# Start of Data records
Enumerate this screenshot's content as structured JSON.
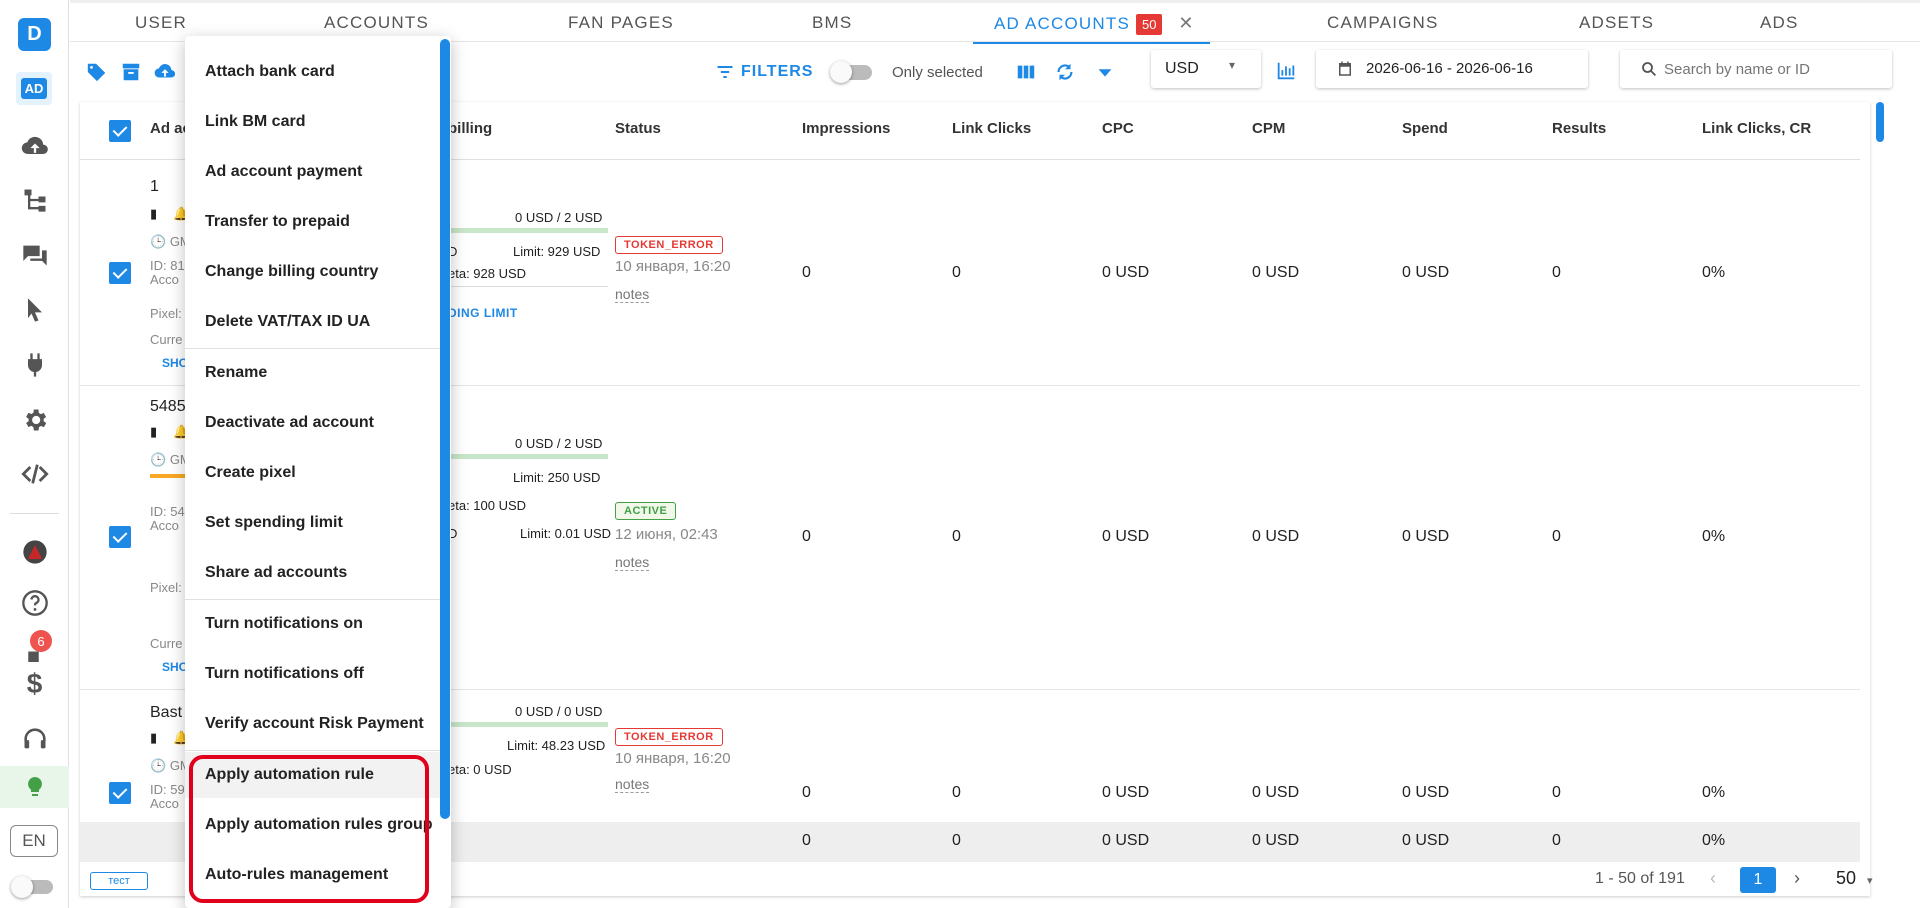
{
  "sidebar": {
    "logo": "D",
    "ad_label": "AD",
    "notification_count": "6",
    "language": "EN",
    "icons": [
      "cloud-upload-icon",
      "hierarchy-icon",
      "chat-icon",
      "cursor-icon",
      "plug-icon",
      "gear-icon",
      "code-icon",
      "avatar",
      "help-icon",
      "notification-icon",
      "dollar-icon",
      "headset-icon",
      "lightbulb-icon"
    ]
  },
  "tabs": [
    {
      "label": "USER",
      "active": false
    },
    {
      "label": "ACCOUNTS",
      "active": false
    },
    {
      "label": "FAN PAGES",
      "active": false
    },
    {
      "label": "BMS",
      "active": false
    },
    {
      "label": "AD ACCOUNTS",
      "active": true,
      "count": "50"
    },
    {
      "label": "CAMPAIGNS",
      "active": false
    },
    {
      "label": "ADSETS",
      "active": false
    },
    {
      "label": "ADS",
      "active": false
    }
  ],
  "toolbar": {
    "filters_label": "FILTERS",
    "only_selected_label": "Only selected",
    "currency": "USD",
    "date_range": "2026-06-16 - 2026-06-16",
    "search_placeholder": "Search by name or ID"
  },
  "table": {
    "headers": [
      "Ad ac",
      "billing",
      "Status",
      "Impressions",
      "Link Clicks",
      "CPC",
      "CPM",
      "Spend",
      "Results",
      "Link Clicks, CR"
    ],
    "rows": [
      {
        "name": "1",
        "id": "ID: 81",
        "account": "Acco",
        "pixel": "Pixel:",
        "currency": "Curre",
        "show": "SHO",
        "gm": "GM",
        "billing_top": "0 USD / 2 USD",
        "billing_d": "D",
        "limit": "Limit: 929 USD",
        "meta": "eta: 928 USD",
        "spending_limit": "DING LIMIT",
        "status": "TOKEN_ERROR",
        "status_type": "error",
        "date": "10 января, 16:20",
        "notes": "notes",
        "impressions": "0",
        "link_clicks": "0",
        "cpc": "0 USD",
        "cpm": "0 USD",
        "spend": "0 USD",
        "results": "0",
        "cr": "0%"
      },
      {
        "name": "5485",
        "id": "ID: 54",
        "account": "Acco",
        "pixel": "Pixel:",
        "currency": "Curre",
        "show": "SHO",
        "gm": "GM",
        "billing_top": "0 USD / 2 USD",
        "billing_d": "D",
        "limit": "Limit: 250 USD",
        "meta": "eta: 100 USD",
        "limit2_d": "D",
        "limit2": "Limit: 0.01 USD",
        "status": "ACTIVE",
        "status_type": "active",
        "date": "12 июня, 02:43",
        "notes": "notes",
        "impressions": "0",
        "link_clicks": "0",
        "cpc": "0 USD",
        "cpm": "0 USD",
        "spend": "0 USD",
        "results": "0",
        "cr": "0%"
      },
      {
        "name": "Bast",
        "id": "ID: 59",
        "account": "Acco",
        "gm": "GM",
        "billing_top": "0 USD / 0 USD",
        "billing_d": "D",
        "limit": "Limit: 48.23 USD",
        "meta": "eta: 0 USD",
        "status": "TOKEN_ERROR",
        "status_type": "error",
        "date": "10 января, 16:20",
        "notes": "notes",
        "impressions": "0",
        "link_clicks": "0",
        "cpc": "0 USD",
        "cpm": "0 USD",
        "spend": "0 USD",
        "results": "0",
        "cr": "0%"
      }
    ],
    "totals": {
      "impressions": "0",
      "link_clicks": "0",
      "cpc": "0 USD",
      "cpm": "0 USD",
      "spend": "0 USD",
      "results": "0",
      "cr": "0%"
    }
  },
  "footer": {
    "tag": "тест",
    "range": "1 - 50 of 191",
    "page": "1",
    "per_page": "50"
  },
  "menu": {
    "items": [
      "Attach bank card",
      "Link BM card",
      "Ad account payment",
      "Transfer to prepaid",
      "Change billing country",
      "Delete VAT/TAX ID UA",
      "Rename",
      "Deactivate ad account",
      "Create pixel",
      "Set spending limit",
      "Share ad accounts",
      "Turn notifications on",
      "Turn notifications off",
      "Verify account Risk Payment",
      "Apply automation rule",
      "Apply automation rules group",
      "Auto-rules management"
    ]
  },
  "colors": {
    "accent": "#1e88e5",
    "error": "#e53935",
    "active": "#43a047",
    "highlight": "#e0001b"
  }
}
# End of Data records
• Exercise directions:
Take every line containing the word "meta" and copy it.

• Answer below:
        "meta": "eta: 928 USD",
        "meta": "eta: 100 USD",
        "meta": "eta: 0 USD",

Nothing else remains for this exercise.